◆ Task statement: Look through the data below and count each line where the word "nand" appears. Reply with the count alone.

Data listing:
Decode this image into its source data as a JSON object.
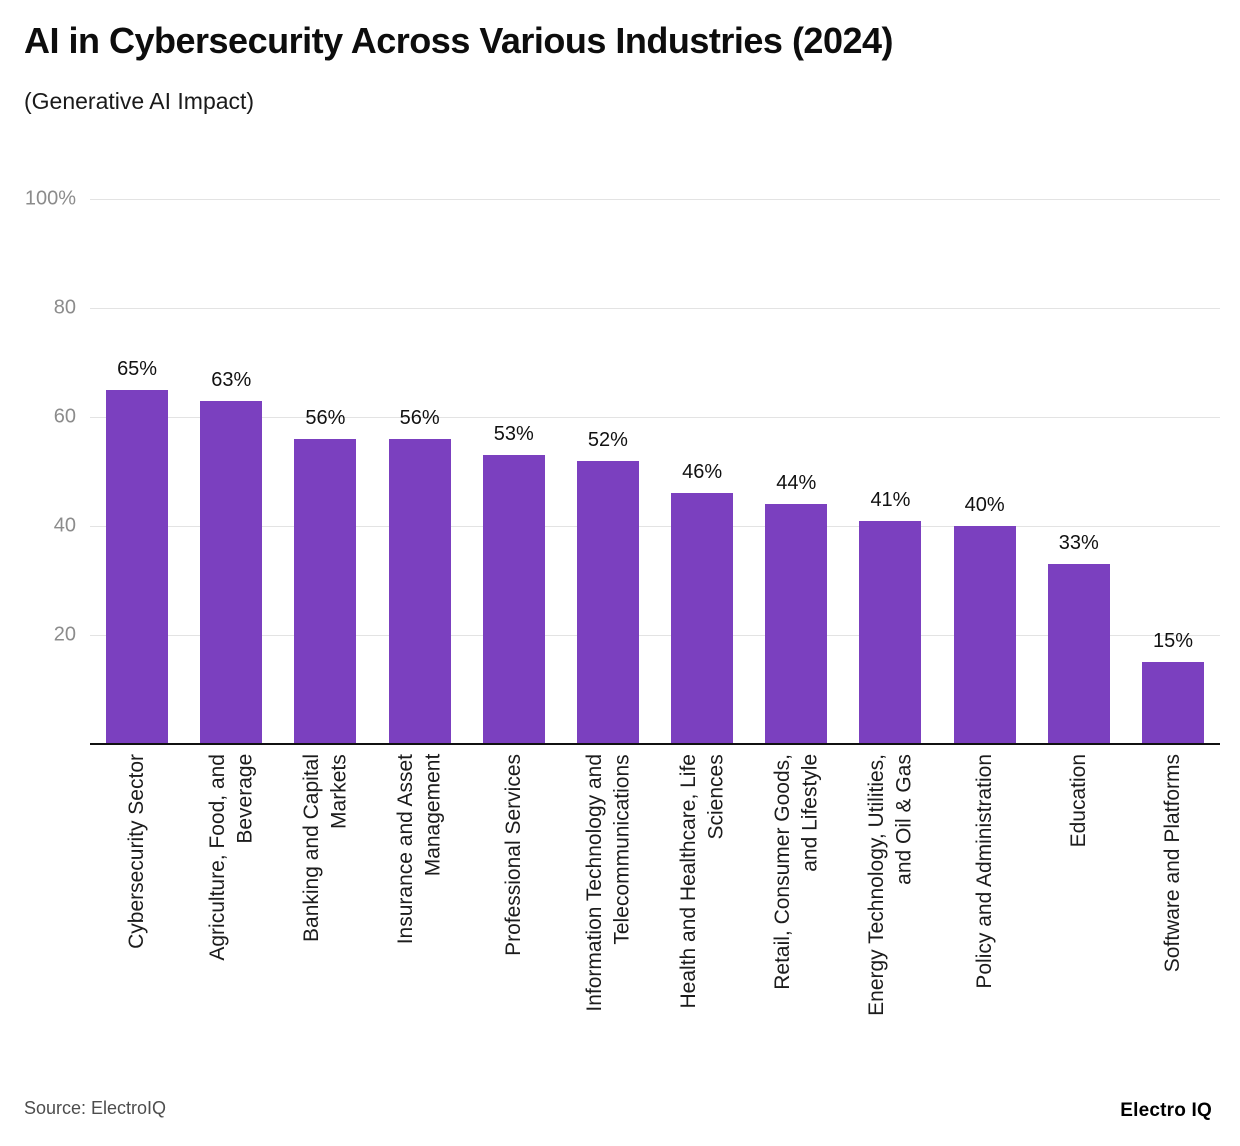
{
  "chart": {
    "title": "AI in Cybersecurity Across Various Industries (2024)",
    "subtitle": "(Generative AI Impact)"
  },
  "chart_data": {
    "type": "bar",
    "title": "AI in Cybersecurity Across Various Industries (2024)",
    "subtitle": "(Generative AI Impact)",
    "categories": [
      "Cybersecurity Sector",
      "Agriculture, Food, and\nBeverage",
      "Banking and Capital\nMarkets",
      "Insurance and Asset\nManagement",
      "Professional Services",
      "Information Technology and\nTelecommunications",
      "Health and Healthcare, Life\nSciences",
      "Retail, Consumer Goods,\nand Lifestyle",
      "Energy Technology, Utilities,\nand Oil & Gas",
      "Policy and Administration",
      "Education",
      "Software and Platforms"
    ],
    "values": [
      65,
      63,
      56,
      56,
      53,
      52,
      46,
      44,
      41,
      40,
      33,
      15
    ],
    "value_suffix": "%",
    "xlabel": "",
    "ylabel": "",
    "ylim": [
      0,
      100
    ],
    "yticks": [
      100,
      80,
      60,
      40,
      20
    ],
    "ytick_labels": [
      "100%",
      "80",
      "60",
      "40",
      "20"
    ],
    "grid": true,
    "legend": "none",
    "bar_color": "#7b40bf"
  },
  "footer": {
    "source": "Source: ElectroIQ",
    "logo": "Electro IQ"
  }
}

◆ Full answer: 2